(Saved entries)
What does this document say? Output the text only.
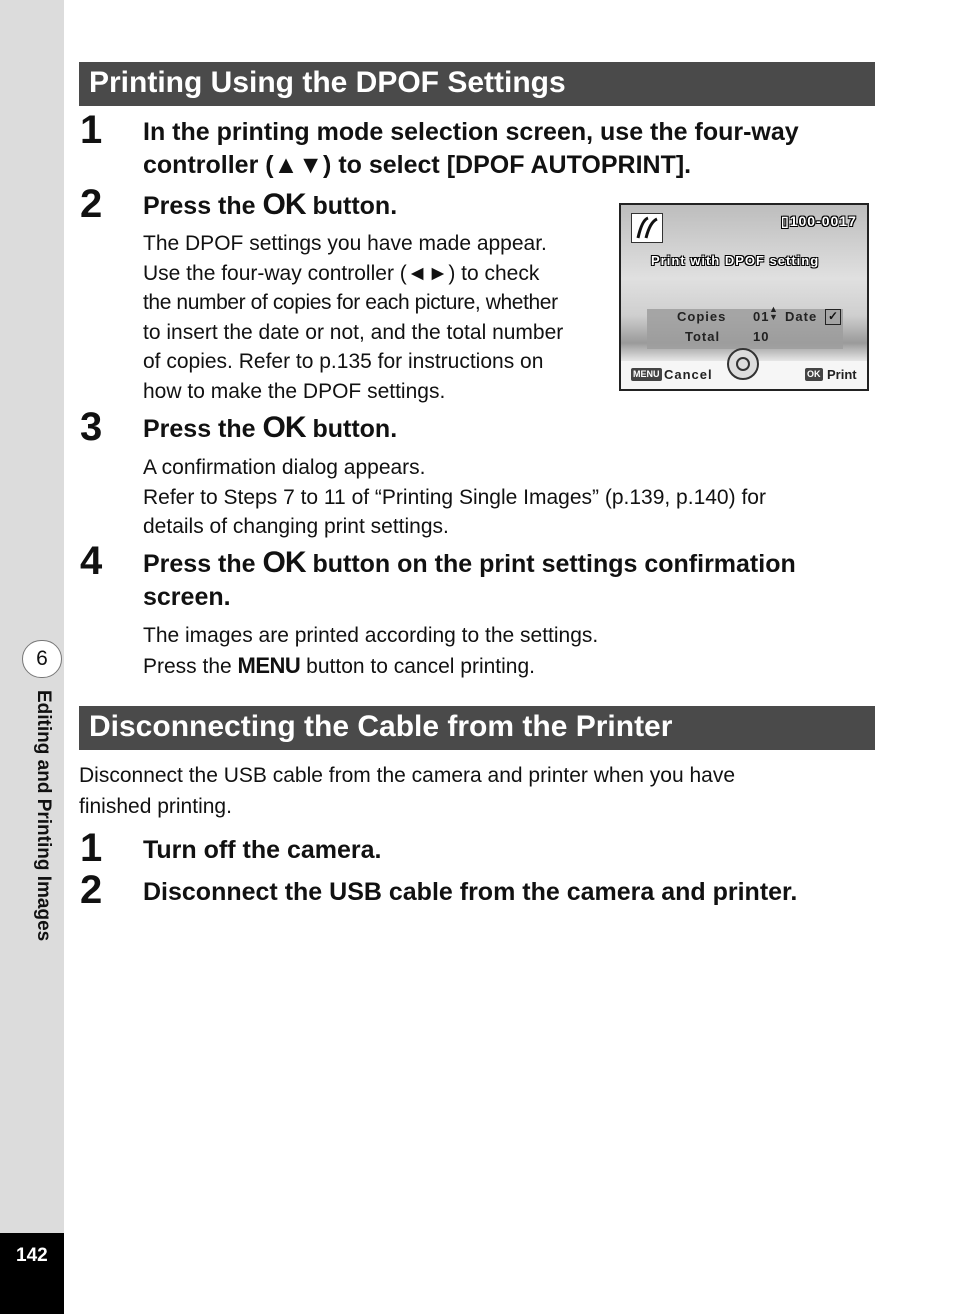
6
Editing and Printing Images
142
Printing Using the DPOF Settings
1 In the printing mode selection screen, use the four-way
controller (▲▼) to select [DPOF AUTOPRINT].
2 Press the OK button.
The DPOF settings you have made appear.
Use the four-way controller (◄►) to check
the number of copies for each picture, whether
to insert the date or not, and the total number
of copies. Refer to p.135 for instructions on
how to make the DPOF settings.
▯100-0017
Print with DPOF setting
Copies 01 ▲
▼ Date ✓
Total	10
MENU Cancel	OK Print
3 Press the OK button.
A confirmation dialog appears.
Refer to Steps 7 to 11 of “Printing Single Images” (p.139, p.140) for
details of changing print settings.
4 Press the OK button on the print settings confirmation
screen.
The images are printed according to the settings.
Press the MENU button to cancel printing.
Disconnecting the Cable from the Printer
Disconnect the USB cable from the camera and printer when you have
finished printing.
1 Turn off the camera.
2 Disconnect the USB cable from the camera and printer.
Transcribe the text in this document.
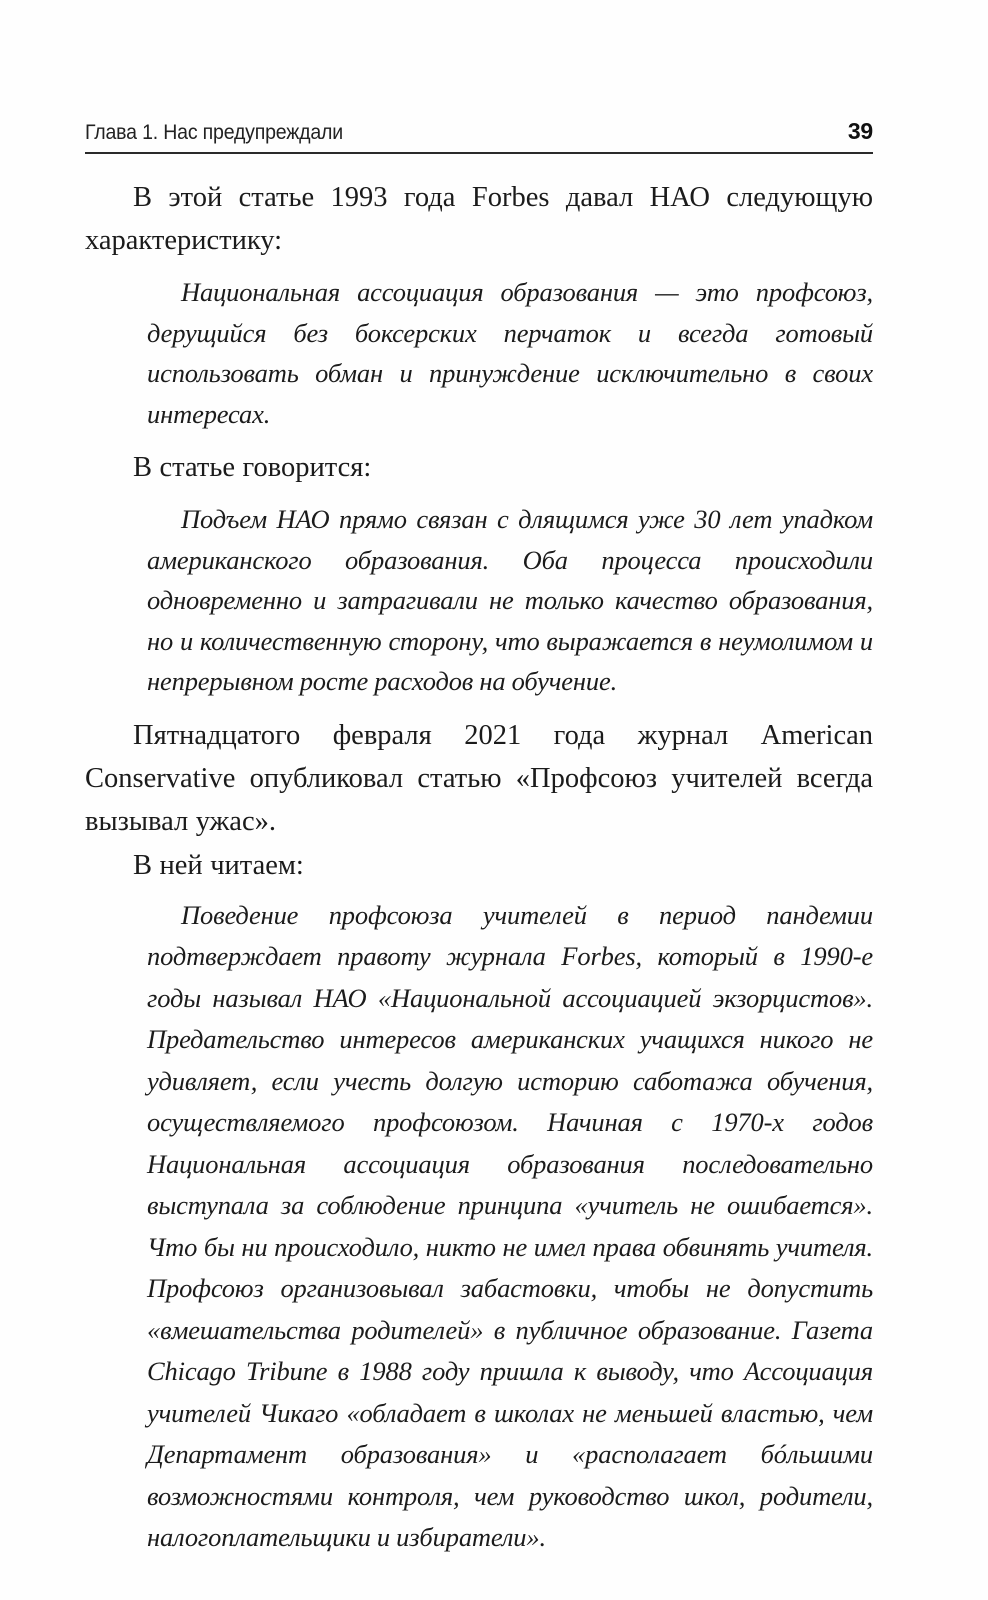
Глава 1. Нас предупреждали	39

В этой статье 1993 года Forbes давал НАО следующую характеристику:

Национальная ассоциация образования — это профсоюз, дерущийся без боксерских перчаток и всегда готовый использовать обман и принуждение исключительно в своих интересах.

В статье говорится:

Подъем НАО прямо связан с длящимся уже 30 лет упадком американского образования. Оба процесса происходили одновременно и затрагивали не только качество образования, но и количественную сторону, что выражается в неумолимом и непрерывном росте расходов на обучение.

Пятнадцатого февраля 2021 года журнал American Conservative опубликовал статью «Профсоюз учителей всегда вызывал ужас».

В ней читаем:

Поведение профсоюза учителей в период пандемии подтверждает правоту журнала Forbes, который в 1990-е годы называл НАО «Национальной ассоциацией экзорцистов». Предательство интересов американских учащихся никого не удивляет, если учесть долгую историю саботажа обучения, осуществляемого профсоюзом. Начиная с 1970-х годов Национальная ассоциация образования последовательно выступала за соблюдение принципа «учитель не ошибается». Что бы ни происходило, никто не имел права обвинять учителя. Профсоюз организовывал забастовки, чтобы не допустить «вмешательства родителей» в публичное образование. Газета Chicago Tribune в 1988 году пришла к выводу, что Ассоциация учителей Чикаго «обладает в школах не меньшей властью, чем Департамент образования» и «располагает бóльшими возможностями контроля, чем руководство школ, родители, налогоплательщики и избиратели».
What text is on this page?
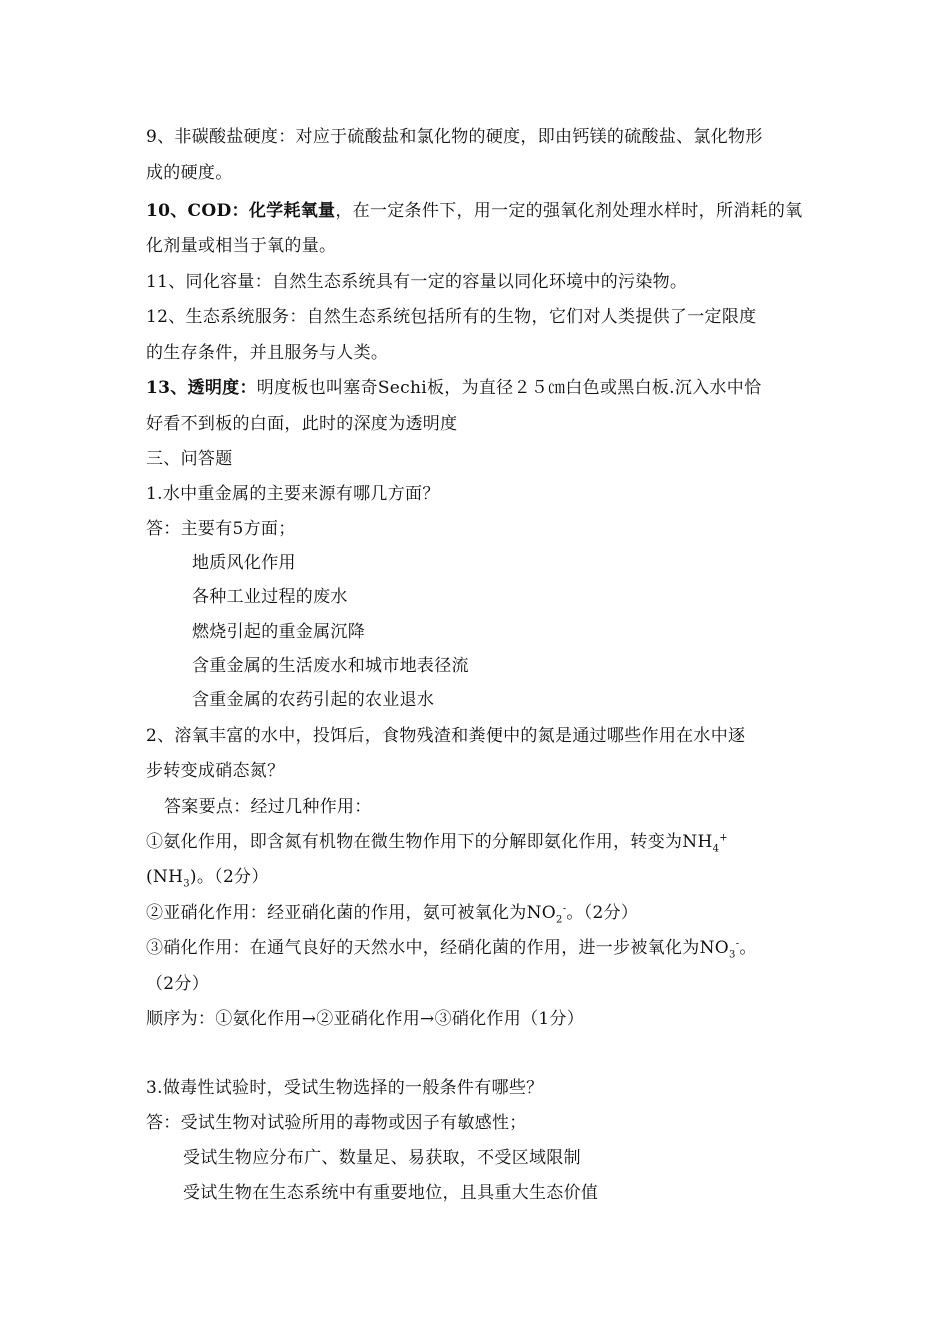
9、非碳酸盐硬度：对应于硫酸盐和氯化物的硬度，即由钙镁的硫酸盐、氯化物形
成的硬度。
10、COD：化学耗氧量，在一定条件下，用一定的强氧化剂处理水样时，所消耗的氧
化剂量或相当于氧的量。
11、同化容量：自然生态系统具有一定的容量以同化环境中的污染物。
12、生态系统服务：自然生态系统包括所有的生物，它们对人类提供了一定限度
的生存条件，并且服务与人类。
13、透明度：明度板也叫塞奇Sechi板，为直径２５㎝白色或黑白板.沉入水中恰
好看不到板的白面，此时的深度为透明度
三、问答题
1.水中重金属的主要来源有哪几方面？
答：主要有5方面；
地质风化作用
各种工业过程的废水
燃烧引起的重金属沉降
含重金属的生活废水和城市地表径流
含重金属的农药引起的农业退水
2、溶氧丰富的水中，投饵后，食物残渣和粪便中的氮是通过哪些作用在水中逐
步转变成硝态氮？
答案要点：经过几种作用：
①氨化作用，即含氮有机物在微生物作用下的分解即氨化作用，转变为$NH_4^+$
$(NH_3)$。（2分）
②亚硝化作用：经亚硝化菌的作用，氨可被氧化为$NO_2^-$。（2分）
③硝化作用：在通气良好的天然水中，经硝化菌的作用，进一步被氧化为$NO_3^-$。
（2分）
顺序为：①氨化作用→②亚硝化作用→③硝化作用（1分）
3.做毒性试验时，受试生物选择的一般条件有哪些？
答：受试生物对试验所用的毒物或因子有敏感性；
受试生物应分布广、数量足、易获取，不受区域限制
受试生物在生态系统中有重要地位，且具重大生态价值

▶ **The problem**
The pictures in the entries should be left out; output everything else exactly.

▶ **Exercise solution**
What does this document say? Output the text only.
6
Editing and Printing Images
142
Printing Using the DPOF Settings
1 In the printing mode selection screen, use the four-way
controller (▲▼) to select [DPOF AUTOPRINT].
2 Press the OK button.
The DPOF settings you have made appear.
Use the four-way controller (◄►) to check
the number of copies for each picture, whether
to insert the date or not, and the total number
of copies. Refer to p.135 for instructions on
how to make the DPOF settings.
▯100-0017
Print with DPOF setting
Copies 01 ▲
▼ Date ✓
Total	10
MENU Cancel	OK Print
3 Press the OK button.
A confirmation dialog appears.
Refer to Steps 7 to 11 of “Printing Single Images” (p.139, p.140) for
details of changing print settings.
4 Press the OK button on the print settings confirmation
screen.
The images are printed according to the settings.
Press the MENU button to cancel printing.
Disconnecting the Cable from the Printer
Disconnect the USB cable from the camera and printer when you have
finished printing.
1 Turn off the camera.
2 Disconnect the USB cable from the camera and printer.
Transcribe the text in this document.
Глава 1. Нас предупреждали	39

В этой статье 1993 года Forbes давал НАО следующую характеристику:

Национальная ассоциация образования — это профсоюз, дерущийся без боксерских перчаток и всегда готовый использовать обман и принуждение исключительно в своих интересах.

В статье говорится:

Подъем НАО прямо связан с длящимся уже 30 лет упадком американского образования. Оба процесса происходили одновременно и затрагивали не только качество образования, но и количественную сторону, что выражается в неумолимом и непрерывном росте расходов на обучение.

Пятнадцатого февраля 2021 года журнал American Conservative опубликовал статью «Профсоюз учителей всегда вызывал ужас».

В ней читаем:

Поведение профсоюза учителей в период пандемии подтверждает правоту журнала Forbes, который в 1990-е годы называл НАО «Национальной ассоциацией экзорцистов». Предательство интересов американских учащихся никого не удивляет, если учесть долгую историю саботажа обучения, осуществляемого профсоюзом. Начиная с 1970-х годов Национальная ассоциация образования последовательно выступала за соблюдение принципа «учитель не ошибается». Что бы ни происходило, никто не имел права обвинять учителя. Профсоюз организовывал забастовки, чтобы не допустить «вмешательства родителей» в публичное образование. Газета Chicago Tribune в 1988 году пришла к выводу, что Ассоциация учителей Чикаго «обладает в школах не меньшей властью, чем Департамент образования» и «располагает бóльшими возможностями контроля, чем руководство школ, родители, налогоплательщики и избиратели».
What text is on this page?
9、非碳酸盐硬度：对应于硫酸盐和氯化物的硬度，即由钙镁的硫酸盐、氯化物形
成的硬度。
10、COD：化学耗氧量，在一定条件下，用一定的强氧化剂处理水样时，所消耗的氧
化剂量或相当于氧的量。
11、同化容量：自然生态系统具有一定的容量以同化环境中的污染物。
12、生态系统服务：自然生态系统包括所有的生物，它们对人类提供了一定限度
的生存条件，并且服务与人类。
13、透明度：明度板也叫塞奇Sechi板，为直径２５㎝白色或黑白板.沉入水中恰
好看不到板的白面，此时的深度为透明度
三、问答题
1.水中重金属的主要来源有哪几方面？
答：主要有5方面；
地质风化作用
各种工业过程的废水
燃烧引起的重金属沉降
含重金属的生活废水和城市地表径流
含重金属的农药引起的农业退水
2、溶氧丰富的水中，投饵后，食物残渣和粪便中的氮是通过哪些作用在水中逐
步转变成硝态氮？
答案要点：经过几种作用：
①氨化作用，即含氮有机物在微生物作用下的分解即氨化作用，转变为$NH_4^+$
$(NH_3)$。（2分）
②亚硝化作用：经亚硝化菌的作用，氨可被氧化为$NO_2^-$。（2分）
③硝化作用：在通气良好的天然水中，经硝化菌的作用，进一步被氧化为$NO_3^-$。
（2分）
顺序为：①氨化作用→②亚硝化作用→③硝化作用（1分）
3.做毒性试验时，受试生物选择的一般条件有哪些？
答：受试生物对试验所用的毒物或因子有敏感性；
受试生物应分布广、数量足、易获取，不受区域限制
受试生物在生态系统中有重要地位，且具重大生态价值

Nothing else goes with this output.